_DIRECTIONS_
Continue the passage below about the CyberArmy group's structure and recruitment, picking up after its last sentence.

_EXERCISE TEXT_
━━━━━━━━━━━━━━━━━━━━━━━━━━━━━━

Posted on 27 Jan 2005 at 14:43

The CyberArmy brigades are organised along military lines of command. Each one has a designated commander and in turn contains a number of 'sub-brigades'. These smaller units have their own commanding officer and executive officer, answerable to his or her brigade commander. The commander answers to a superior at group staff level, and the group staff have a command structure consisting of generals, marshals and the executive staff. All of these are ultimately led by a commander-in-chief.

CyberArmy's website describes the group as an online union working 'for a better Internet', and actively seeks additional recruits. Higher ranks have access to more of the group's 'resources' and a system of promotions enables new recruits to progress through the ranks.

━━━━━━━━━━━━━━━━━━━━━━━━━━━━━━

(Dataset entries)

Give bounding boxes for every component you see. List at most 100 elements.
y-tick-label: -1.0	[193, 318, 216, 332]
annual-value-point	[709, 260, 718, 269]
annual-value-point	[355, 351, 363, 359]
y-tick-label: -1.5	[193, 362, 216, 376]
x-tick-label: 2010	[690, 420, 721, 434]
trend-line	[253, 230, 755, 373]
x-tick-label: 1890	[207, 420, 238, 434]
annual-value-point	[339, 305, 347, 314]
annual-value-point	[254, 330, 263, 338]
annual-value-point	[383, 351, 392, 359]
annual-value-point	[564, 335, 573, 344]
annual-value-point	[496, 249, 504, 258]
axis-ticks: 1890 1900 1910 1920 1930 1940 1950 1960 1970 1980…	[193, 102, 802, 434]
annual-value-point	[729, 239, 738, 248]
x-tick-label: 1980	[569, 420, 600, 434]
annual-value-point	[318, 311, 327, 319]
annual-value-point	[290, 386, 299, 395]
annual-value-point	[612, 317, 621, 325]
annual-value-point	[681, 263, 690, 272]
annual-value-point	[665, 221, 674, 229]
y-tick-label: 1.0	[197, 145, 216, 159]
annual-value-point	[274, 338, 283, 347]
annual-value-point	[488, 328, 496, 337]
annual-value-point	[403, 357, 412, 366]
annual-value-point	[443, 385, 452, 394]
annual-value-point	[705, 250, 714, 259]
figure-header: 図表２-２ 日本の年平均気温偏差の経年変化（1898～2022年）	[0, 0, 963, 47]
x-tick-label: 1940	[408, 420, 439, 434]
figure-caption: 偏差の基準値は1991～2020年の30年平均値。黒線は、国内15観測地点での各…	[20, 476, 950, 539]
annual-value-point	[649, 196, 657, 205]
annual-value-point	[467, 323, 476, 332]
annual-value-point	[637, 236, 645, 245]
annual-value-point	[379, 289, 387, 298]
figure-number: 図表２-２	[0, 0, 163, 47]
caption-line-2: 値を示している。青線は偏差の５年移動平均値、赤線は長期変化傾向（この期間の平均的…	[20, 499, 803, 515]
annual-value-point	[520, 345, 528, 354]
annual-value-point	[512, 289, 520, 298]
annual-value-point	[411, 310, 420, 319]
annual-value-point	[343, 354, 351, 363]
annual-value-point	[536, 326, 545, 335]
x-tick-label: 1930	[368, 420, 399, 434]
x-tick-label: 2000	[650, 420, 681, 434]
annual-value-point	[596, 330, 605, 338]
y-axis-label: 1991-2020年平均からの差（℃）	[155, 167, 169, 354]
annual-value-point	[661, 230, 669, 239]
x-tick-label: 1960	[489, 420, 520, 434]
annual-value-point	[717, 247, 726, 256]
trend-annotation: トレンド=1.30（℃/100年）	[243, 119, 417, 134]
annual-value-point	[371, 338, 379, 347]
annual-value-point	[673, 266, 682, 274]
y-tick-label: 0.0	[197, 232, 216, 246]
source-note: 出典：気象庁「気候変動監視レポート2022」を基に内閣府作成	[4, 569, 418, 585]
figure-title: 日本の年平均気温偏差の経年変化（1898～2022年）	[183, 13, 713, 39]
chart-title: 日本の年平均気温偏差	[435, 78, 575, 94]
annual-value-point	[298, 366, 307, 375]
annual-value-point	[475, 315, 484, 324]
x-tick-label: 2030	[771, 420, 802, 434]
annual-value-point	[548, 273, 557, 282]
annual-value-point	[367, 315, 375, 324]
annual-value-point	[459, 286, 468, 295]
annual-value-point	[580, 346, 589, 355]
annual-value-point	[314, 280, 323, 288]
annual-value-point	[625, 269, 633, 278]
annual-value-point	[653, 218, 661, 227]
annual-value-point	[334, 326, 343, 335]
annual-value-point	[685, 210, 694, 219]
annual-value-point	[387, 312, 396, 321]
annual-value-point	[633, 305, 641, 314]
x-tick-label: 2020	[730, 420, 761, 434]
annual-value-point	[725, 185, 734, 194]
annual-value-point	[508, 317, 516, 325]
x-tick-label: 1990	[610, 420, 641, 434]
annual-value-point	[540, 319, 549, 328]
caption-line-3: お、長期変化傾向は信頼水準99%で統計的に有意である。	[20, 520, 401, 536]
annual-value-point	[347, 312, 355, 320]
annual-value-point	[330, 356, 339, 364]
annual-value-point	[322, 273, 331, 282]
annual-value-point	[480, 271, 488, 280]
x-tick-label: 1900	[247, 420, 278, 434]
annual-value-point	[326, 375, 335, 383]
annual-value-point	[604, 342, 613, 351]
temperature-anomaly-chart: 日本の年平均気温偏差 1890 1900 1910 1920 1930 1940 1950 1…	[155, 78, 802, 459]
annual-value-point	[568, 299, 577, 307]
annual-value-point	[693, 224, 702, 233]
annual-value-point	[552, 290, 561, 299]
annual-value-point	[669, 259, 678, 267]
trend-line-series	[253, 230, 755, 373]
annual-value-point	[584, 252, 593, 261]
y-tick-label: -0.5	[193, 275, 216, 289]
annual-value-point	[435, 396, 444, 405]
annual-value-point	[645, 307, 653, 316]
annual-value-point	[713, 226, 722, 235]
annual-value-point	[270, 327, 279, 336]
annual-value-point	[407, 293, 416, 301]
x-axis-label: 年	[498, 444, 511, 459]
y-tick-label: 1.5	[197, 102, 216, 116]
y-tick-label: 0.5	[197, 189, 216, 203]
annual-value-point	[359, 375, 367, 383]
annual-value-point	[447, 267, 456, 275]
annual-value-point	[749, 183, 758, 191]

━━━━━━━━━━━━━━━━━━━━━━━━━━━━━━

_ANSWER TO THIS TASK_
To enforce discipline, each month CyberArmy sub-brigades must report their activities to their brigade commander, who includes these in a monthly brigade report, sent to the central staff. The report highlights progress in the brigade's activities and projects. When activities are deemed unacceptable, discipline comes from a commanding officer or a judicial panel of CyberArmy members. Punishments vary from demotion to the complete stripping of rank and position. Is this structure and insistence on reporting enough to ensure members keep their activities legal, though?

In answer, CyberArmy's Paul Ward told PC Pro, 'Due to the nature of CyberArmy being an online community, we cannot keep a check on all our members 100 per cent of the time, but the safeguards that are in place guarantee that any unacceptable actions will not take place within the structure.

'As an example of self-regulation, look at Usenet,' said Ward. 'Usenet is not controlled by any one organisation or body of people, it operates by a peer system. That is, Usenet users themselves are moderators of groups, or enforcers of the rules, and they are the people who report abuse to ISPs and network backbones.'

While CyberArmy may rely on people's personal moral code to prevent hacking attempts becoming too destructive, another school of thought claims hacking has become a valid protest tool for any individual.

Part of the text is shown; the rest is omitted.